(Records that describe figures)

____________

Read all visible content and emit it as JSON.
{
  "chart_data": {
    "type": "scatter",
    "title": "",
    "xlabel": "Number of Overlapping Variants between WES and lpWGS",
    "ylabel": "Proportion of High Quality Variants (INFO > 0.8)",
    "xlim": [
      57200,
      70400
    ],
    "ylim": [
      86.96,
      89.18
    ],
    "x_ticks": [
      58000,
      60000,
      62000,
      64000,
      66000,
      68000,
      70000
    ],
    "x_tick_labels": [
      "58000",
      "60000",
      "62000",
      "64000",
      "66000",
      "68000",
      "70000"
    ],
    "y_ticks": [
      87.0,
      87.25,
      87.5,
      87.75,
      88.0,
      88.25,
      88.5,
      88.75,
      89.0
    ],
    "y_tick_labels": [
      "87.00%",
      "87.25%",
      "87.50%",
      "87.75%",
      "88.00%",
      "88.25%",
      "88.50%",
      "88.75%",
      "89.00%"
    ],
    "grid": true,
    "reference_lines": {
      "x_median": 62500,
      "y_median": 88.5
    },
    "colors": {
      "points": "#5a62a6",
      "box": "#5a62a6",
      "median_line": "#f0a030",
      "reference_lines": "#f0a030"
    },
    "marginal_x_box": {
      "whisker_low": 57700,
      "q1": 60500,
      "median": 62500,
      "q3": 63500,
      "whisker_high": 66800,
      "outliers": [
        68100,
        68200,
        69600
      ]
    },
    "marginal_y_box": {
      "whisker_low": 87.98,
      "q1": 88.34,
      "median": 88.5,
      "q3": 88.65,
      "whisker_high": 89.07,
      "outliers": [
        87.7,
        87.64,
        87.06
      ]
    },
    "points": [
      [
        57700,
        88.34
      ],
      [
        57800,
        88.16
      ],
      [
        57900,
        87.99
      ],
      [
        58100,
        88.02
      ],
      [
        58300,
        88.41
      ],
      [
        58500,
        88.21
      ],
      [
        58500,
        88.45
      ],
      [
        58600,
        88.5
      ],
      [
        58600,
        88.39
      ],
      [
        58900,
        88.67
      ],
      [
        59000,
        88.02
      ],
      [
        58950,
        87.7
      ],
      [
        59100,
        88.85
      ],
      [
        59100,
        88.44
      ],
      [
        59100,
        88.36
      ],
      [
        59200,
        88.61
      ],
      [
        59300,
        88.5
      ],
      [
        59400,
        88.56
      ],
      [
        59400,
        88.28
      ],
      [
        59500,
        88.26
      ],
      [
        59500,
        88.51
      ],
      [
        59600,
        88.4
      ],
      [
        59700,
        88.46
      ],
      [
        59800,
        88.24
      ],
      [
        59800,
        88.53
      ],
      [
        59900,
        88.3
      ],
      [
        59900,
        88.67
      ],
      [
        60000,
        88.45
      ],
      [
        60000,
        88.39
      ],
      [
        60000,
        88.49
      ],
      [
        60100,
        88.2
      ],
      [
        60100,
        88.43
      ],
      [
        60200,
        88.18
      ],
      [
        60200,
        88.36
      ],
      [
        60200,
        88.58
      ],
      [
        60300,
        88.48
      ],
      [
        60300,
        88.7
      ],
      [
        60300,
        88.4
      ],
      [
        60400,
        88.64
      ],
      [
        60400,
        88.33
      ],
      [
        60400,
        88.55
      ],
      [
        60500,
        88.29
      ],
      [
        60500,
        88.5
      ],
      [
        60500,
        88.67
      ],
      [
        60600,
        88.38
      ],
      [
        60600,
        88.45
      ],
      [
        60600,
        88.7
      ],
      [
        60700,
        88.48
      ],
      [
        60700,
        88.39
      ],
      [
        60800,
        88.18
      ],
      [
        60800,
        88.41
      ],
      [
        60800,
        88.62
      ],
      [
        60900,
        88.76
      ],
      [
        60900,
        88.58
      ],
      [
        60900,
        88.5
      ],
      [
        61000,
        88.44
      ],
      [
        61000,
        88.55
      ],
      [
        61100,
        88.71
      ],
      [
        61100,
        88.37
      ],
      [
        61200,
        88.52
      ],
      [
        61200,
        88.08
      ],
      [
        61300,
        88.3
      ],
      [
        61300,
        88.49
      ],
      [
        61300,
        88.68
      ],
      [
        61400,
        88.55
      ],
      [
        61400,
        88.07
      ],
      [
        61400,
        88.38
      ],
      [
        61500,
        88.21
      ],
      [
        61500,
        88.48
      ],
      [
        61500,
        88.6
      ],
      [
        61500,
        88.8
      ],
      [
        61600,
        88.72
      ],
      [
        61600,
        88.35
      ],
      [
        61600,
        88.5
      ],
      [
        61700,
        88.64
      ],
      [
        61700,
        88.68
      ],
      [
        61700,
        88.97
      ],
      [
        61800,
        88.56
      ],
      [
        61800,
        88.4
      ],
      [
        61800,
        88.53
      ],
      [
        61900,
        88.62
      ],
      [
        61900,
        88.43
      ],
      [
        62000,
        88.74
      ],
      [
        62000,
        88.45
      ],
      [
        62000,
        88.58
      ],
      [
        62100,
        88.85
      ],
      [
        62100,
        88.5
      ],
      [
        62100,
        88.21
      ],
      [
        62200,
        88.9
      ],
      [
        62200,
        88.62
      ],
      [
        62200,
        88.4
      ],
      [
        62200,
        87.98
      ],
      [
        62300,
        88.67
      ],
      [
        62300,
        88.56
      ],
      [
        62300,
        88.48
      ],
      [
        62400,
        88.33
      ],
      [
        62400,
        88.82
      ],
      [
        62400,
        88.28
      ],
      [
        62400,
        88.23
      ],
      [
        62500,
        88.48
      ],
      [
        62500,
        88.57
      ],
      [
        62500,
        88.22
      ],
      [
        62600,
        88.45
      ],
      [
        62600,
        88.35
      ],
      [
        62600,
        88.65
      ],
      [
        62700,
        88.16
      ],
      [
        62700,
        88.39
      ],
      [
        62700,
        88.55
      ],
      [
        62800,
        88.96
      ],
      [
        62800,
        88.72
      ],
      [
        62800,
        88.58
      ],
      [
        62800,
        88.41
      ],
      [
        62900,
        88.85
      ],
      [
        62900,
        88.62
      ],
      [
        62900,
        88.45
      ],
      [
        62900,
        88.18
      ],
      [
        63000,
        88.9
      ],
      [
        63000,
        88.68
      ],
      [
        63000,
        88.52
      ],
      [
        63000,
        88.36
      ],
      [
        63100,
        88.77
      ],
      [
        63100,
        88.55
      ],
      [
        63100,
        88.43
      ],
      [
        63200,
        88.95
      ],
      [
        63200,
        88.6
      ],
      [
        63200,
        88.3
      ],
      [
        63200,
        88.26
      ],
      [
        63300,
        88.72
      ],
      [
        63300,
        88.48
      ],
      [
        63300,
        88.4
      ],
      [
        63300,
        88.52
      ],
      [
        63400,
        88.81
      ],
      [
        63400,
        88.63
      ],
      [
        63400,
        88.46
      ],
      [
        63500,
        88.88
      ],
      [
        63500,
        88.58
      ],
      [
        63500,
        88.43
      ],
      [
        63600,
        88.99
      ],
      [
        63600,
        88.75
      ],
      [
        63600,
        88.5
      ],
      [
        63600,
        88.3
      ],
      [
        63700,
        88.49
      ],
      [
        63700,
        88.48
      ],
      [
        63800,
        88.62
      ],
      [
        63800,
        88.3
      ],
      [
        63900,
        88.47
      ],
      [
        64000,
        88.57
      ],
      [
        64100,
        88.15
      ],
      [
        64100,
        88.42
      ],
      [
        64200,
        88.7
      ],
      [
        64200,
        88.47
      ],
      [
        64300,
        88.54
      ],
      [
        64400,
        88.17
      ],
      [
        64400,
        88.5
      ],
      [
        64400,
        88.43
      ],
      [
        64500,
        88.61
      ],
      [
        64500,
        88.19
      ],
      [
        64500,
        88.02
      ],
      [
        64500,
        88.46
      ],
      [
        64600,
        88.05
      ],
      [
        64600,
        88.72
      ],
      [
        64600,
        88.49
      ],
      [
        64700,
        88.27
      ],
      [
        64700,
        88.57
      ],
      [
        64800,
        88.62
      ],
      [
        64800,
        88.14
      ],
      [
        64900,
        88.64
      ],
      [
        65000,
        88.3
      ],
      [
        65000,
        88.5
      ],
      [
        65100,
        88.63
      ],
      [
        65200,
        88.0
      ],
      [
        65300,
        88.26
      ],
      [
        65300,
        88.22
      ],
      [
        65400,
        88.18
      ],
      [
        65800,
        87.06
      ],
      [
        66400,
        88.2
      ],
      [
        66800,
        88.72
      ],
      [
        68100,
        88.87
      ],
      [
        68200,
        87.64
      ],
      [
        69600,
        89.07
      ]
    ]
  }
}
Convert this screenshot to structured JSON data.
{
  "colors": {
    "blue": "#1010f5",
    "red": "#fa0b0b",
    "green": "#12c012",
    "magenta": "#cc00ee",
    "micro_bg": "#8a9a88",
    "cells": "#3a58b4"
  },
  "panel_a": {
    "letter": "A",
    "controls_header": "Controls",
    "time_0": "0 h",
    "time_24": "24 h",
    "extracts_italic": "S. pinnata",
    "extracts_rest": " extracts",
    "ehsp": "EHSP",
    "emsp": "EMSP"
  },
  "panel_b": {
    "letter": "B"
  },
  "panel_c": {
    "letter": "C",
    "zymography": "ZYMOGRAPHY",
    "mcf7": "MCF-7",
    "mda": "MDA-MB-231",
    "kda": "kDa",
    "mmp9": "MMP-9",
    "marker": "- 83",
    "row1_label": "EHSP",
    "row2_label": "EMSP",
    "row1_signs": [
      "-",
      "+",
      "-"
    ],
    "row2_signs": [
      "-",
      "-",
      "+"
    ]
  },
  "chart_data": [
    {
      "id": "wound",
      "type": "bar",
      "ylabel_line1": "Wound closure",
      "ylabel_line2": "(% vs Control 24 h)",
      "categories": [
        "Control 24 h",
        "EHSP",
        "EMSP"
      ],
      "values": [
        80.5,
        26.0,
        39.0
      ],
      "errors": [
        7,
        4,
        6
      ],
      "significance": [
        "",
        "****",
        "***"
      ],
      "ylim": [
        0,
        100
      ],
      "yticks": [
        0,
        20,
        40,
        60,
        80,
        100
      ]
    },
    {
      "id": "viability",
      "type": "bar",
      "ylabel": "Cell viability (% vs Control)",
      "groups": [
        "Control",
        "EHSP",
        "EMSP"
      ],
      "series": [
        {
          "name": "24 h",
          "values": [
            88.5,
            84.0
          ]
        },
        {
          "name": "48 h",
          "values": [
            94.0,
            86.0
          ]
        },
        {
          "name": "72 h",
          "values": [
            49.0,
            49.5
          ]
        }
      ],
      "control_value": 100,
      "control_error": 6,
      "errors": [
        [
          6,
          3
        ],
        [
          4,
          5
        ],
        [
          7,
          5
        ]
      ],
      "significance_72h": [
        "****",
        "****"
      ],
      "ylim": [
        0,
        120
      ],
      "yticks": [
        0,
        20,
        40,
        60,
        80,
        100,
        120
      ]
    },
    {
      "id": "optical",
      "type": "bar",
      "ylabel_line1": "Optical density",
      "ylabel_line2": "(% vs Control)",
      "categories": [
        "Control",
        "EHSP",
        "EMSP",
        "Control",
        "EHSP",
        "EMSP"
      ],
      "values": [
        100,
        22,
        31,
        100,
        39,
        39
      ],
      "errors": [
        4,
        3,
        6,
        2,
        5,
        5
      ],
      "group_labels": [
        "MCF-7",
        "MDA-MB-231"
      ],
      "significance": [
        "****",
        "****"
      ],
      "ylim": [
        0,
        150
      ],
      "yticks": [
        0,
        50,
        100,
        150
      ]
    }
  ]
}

____________

• Set exercise:
Go through the entries above and pull out each line with "viability" in it.

• Answer for the task:
      "id": "viability",
      "ylabel": "Cell viability (% vs Control)",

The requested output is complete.